═════ Supplied material ═════

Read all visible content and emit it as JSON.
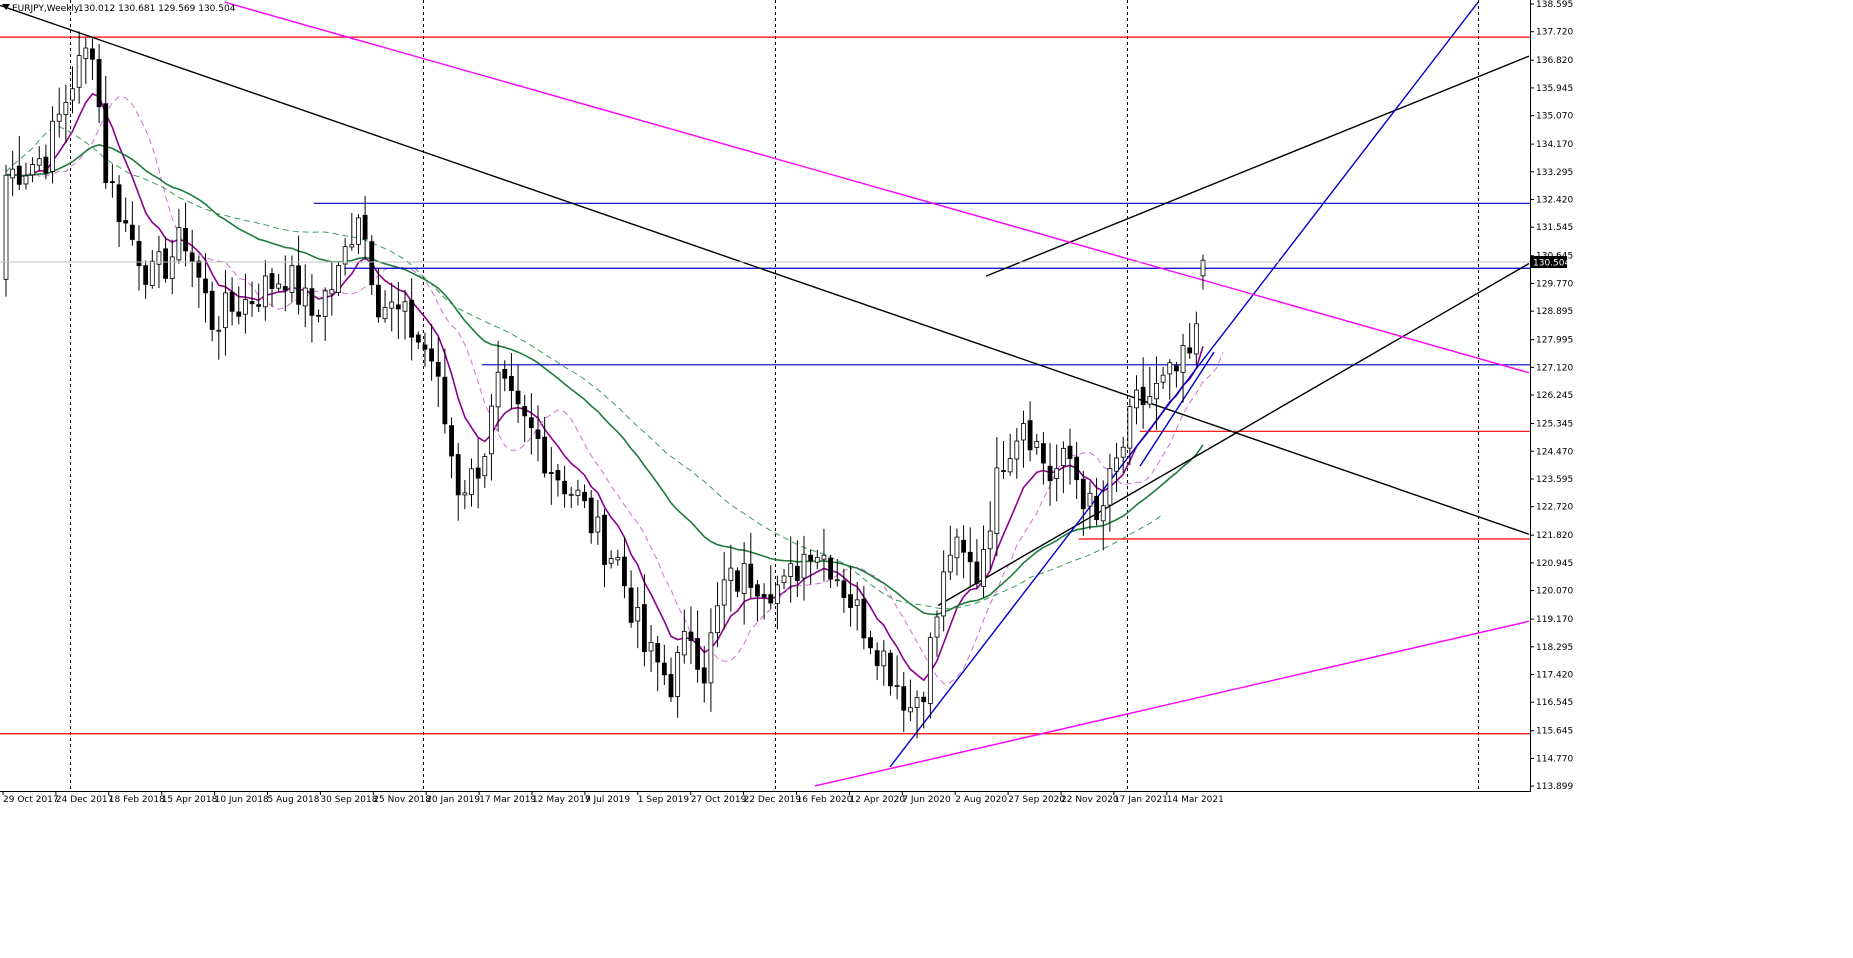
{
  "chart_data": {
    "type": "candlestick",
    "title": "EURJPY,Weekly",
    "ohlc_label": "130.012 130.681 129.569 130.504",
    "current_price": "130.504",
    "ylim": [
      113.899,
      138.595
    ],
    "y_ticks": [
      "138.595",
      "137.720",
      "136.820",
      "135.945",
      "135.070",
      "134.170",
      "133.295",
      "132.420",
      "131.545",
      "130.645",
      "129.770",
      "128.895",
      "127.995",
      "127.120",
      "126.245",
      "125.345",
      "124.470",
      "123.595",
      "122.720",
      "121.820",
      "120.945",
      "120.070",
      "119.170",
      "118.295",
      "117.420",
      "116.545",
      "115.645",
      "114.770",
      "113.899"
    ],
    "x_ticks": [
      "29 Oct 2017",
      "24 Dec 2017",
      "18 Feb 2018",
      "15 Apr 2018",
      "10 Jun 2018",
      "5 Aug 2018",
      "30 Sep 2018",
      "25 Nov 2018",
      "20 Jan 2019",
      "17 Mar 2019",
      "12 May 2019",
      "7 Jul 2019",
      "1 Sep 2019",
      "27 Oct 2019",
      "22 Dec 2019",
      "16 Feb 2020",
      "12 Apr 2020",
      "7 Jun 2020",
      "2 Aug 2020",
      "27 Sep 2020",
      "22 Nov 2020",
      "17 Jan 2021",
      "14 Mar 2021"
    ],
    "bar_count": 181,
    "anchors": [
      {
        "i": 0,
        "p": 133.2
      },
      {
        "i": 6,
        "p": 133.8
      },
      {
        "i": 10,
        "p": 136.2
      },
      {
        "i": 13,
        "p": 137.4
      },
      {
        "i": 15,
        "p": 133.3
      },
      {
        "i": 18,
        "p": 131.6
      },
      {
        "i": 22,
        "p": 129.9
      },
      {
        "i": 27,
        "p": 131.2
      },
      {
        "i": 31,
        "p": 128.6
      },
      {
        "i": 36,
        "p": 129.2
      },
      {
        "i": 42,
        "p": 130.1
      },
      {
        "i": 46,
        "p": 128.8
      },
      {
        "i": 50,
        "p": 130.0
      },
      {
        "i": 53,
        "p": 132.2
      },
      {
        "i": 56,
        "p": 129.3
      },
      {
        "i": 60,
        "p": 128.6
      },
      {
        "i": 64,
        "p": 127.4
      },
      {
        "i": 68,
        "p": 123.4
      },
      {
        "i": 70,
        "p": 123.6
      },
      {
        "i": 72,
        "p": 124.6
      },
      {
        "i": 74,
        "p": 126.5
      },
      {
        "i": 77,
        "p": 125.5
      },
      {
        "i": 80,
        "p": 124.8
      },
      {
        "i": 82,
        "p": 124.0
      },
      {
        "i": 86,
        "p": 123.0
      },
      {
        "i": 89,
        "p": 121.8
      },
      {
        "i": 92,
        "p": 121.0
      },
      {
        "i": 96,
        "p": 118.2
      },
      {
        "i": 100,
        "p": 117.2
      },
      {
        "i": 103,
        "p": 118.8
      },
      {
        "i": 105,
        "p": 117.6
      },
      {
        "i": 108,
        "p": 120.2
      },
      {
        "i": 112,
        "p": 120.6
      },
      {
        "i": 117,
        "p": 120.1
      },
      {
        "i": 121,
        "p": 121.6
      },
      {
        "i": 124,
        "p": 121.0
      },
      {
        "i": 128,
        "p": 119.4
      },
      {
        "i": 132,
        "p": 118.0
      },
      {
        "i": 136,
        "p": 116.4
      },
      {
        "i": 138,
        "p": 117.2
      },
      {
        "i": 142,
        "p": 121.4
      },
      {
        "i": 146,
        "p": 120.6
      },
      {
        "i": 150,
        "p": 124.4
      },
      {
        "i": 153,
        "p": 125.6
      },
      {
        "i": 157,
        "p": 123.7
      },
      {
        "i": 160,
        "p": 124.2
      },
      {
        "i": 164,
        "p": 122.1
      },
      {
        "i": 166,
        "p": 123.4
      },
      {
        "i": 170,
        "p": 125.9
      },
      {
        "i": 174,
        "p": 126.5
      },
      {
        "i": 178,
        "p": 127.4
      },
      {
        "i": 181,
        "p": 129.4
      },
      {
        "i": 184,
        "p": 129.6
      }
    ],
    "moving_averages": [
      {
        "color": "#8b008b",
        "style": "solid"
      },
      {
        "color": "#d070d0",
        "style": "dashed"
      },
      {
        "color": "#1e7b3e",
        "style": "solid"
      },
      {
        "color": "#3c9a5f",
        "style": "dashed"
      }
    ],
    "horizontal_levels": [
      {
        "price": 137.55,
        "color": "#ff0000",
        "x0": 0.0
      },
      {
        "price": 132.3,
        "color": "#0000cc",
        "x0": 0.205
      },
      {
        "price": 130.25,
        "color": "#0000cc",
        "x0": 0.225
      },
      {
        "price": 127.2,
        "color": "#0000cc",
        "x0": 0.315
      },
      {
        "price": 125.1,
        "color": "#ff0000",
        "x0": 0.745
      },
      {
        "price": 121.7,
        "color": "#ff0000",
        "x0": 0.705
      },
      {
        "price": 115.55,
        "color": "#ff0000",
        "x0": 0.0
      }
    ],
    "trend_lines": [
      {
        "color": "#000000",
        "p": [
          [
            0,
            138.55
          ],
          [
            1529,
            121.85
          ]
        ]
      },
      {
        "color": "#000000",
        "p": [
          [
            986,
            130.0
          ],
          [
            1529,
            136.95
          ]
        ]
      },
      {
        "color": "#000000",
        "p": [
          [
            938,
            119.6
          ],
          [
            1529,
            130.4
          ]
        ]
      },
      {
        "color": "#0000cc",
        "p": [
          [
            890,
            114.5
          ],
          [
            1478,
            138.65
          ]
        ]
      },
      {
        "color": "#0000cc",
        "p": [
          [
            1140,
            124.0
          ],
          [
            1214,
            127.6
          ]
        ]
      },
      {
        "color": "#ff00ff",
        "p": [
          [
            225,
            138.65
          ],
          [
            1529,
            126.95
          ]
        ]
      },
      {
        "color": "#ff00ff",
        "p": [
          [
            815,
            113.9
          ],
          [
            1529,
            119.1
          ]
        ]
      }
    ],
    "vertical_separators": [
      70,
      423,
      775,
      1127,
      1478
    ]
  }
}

═════

Retype every record above exactly as written, but leave out the pictures.

Read all visible content and emit it as JSON.
{
  "chart_data": {
    "type": "candlestick",
    "title": "EURJPY,Weekly",
    "ohlc_label": "130.012 130.681 129.569 130.504",
    "current_price": "130.504",
    "ylim": [
      113.899,
      138.595
    ],
    "y_ticks": [
      "138.595",
      "137.720",
      "136.820",
      "135.945",
      "135.070",
      "134.170",
      "133.295",
      "132.420",
      "131.545",
      "130.645",
      "129.770",
      "128.895",
      "127.995",
      "127.120",
      "126.245",
      "125.345",
      "124.470",
      "123.595",
      "122.720",
      "121.820",
      "120.945",
      "120.070",
      "119.170",
      "118.295",
      "117.420",
      "116.545",
      "115.645",
      "114.770",
      "113.899"
    ],
    "x_ticks": [
      "29 Oct 2017",
      "24 Dec 2017",
      "18 Feb 2018",
      "15 Apr 2018",
      "10 Jun 2018",
      "5 Aug 2018",
      "30 Sep 2018",
      "25 Nov 2018",
      "20 Jan 2019",
      "17 Mar 2019",
      "12 May 2019",
      "7 Jul 2019",
      "1 Sep 2019",
      "27 Oct 2019",
      "22 Dec 2019",
      "16 Feb 2020",
      "12 Apr 2020",
      "7 Jun 2020",
      "2 Aug 2020",
      "27 Sep 2020",
      "22 Nov 2020",
      "17 Jan 2021",
      "14 Mar 2021"
    ],
    "bar_count": 181,
    "anchors": [
      {
        "i": 0,
        "p": 133.2
      },
      {
        "i": 6,
        "p": 133.8
      },
      {
        "i": 10,
        "p": 136.2
      },
      {
        "i": 13,
        "p": 137.4
      },
      {
        "i": 15,
        "p": 133.3
      },
      {
        "i": 18,
        "p": 131.6
      },
      {
        "i": 22,
        "p": 129.9
      },
      {
        "i": 27,
        "p": 131.2
      },
      {
        "i": 31,
        "p": 128.6
      },
      {
        "i": 36,
        "p": 129.2
      },
      {
        "i": 42,
        "p": 130.1
      },
      {
        "i": 46,
        "p": 128.8
      },
      {
        "i": 50,
        "p": 130.0
      },
      {
        "i": 53,
        "p": 132.2
      },
      {
        "i": 56,
        "p": 129.3
      },
      {
        "i": 60,
        "p": 128.6
      },
      {
        "i": 64,
        "p": 127.4
      },
      {
        "i": 68,
        "p": 123.4
      },
      {
        "i": 70,
        "p": 123.6
      },
      {
        "i": 72,
        "p": 124.6
      },
      {
        "i": 74,
        "p": 126.5
      },
      {
        "i": 77,
        "p": 125.5
      },
      {
        "i": 80,
        "p": 124.8
      },
      {
        "i": 82,
        "p": 124.0
      },
      {
        "i": 86,
        "p": 123.0
      },
      {
        "i": 89,
        "p": 121.8
      },
      {
        "i": 92,
        "p": 121.0
      },
      {
        "i": 96,
        "p": 118.2
      },
      {
        "i": 100,
        "p": 117.2
      },
      {
        "i": 103,
        "p": 118.8
      },
      {
        "i": 105,
        "p": 117.6
      },
      {
        "i": 108,
        "p": 120.2
      },
      {
        "i": 112,
        "p": 120.6
      },
      {
        "i": 117,
        "p": 120.1
      },
      {
        "i": 121,
        "p": 121.6
      },
      {
        "i": 124,
        "p": 121.0
      },
      {
        "i": 128,
        "p": 119.4
      },
      {
        "i": 132,
        "p": 118.0
      },
      {
        "i": 136,
        "p": 116.4
      },
      {
        "i": 138,
        "p": 117.2
      },
      {
        "i": 142,
        "p": 121.4
      },
      {
        "i": 146,
        "p": 120.6
      },
      {
        "i": 150,
        "p": 124.4
      },
      {
        "i": 153,
        "p": 125.6
      },
      {
        "i": 157,
        "p": 123.7
      },
      {
        "i": 160,
        "p": 124.2
      },
      {
        "i": 164,
        "p": 122.1
      },
      {
        "i": 166,
        "p": 123.4
      },
      {
        "i": 170,
        "p": 125.9
      },
      {
        "i": 174,
        "p": 126.5
      },
      {
        "i": 178,
        "p": 127.4
      },
      {
        "i": 181,
        "p": 129.4
      },
      {
        "i": 184,
        "p": 129.6
      }
    ],
    "moving_averages": [
      {
        "color": "#8b008b",
        "style": "solid"
      },
      {
        "color": "#d070d0",
        "style": "dashed"
      },
      {
        "color": "#1e7b3e",
        "style": "solid"
      },
      {
        "color": "#3c9a5f",
        "style": "dashed"
      }
    ],
    "horizontal_levels": [
      {
        "price": 137.55,
        "color": "#ff0000",
        "x0": 0.0
      },
      {
        "price": 132.3,
        "color": "#0000cc",
        "x0": 0.205
      },
      {
        "price": 130.25,
        "color": "#0000cc",
        "x0": 0.225
      },
      {
        "price": 127.2,
        "color": "#0000cc",
        "x0": 0.315
      },
      {
        "price": 125.1,
        "color": "#ff0000",
        "x0": 0.745
      },
      {
        "price": 121.7,
        "color": "#ff0000",
        "x0": 0.705
      },
      {
        "price": 115.55,
        "color": "#ff0000",
        "x0": 0.0
      }
    ],
    "trend_lines": [
      {
        "color": "#000000",
        "p": [
          [
            0,
            138.55
          ],
          [
            1529,
            121.85
          ]
        ]
      },
      {
        "color": "#000000",
        "p": [
          [
            986,
            130.0
          ],
          [
            1529,
            136.95
          ]
        ]
      },
      {
        "color": "#000000",
        "p": [
          [
            938,
            119.6
          ],
          [
            1529,
            130.4
          ]
        ]
      },
      {
        "color": "#0000cc",
        "p": [
          [
            890,
            114.5
          ],
          [
            1478,
            138.65
          ]
        ]
      },
      {
        "color": "#0000cc",
        "p": [
          [
            1140,
            124.0
          ],
          [
            1214,
            127.6
          ]
        ]
      },
      {
        "color": "#ff00ff",
        "p": [
          [
            225,
            138.65
          ],
          [
            1529,
            126.95
          ]
        ]
      },
      {
        "color": "#ff00ff",
        "p": [
          [
            815,
            113.9
          ],
          [
            1529,
            119.1
          ]
        ]
      }
    ],
    "vertical_separators": [
      70,
      423,
      775,
      1127,
      1478
    ]
  }
}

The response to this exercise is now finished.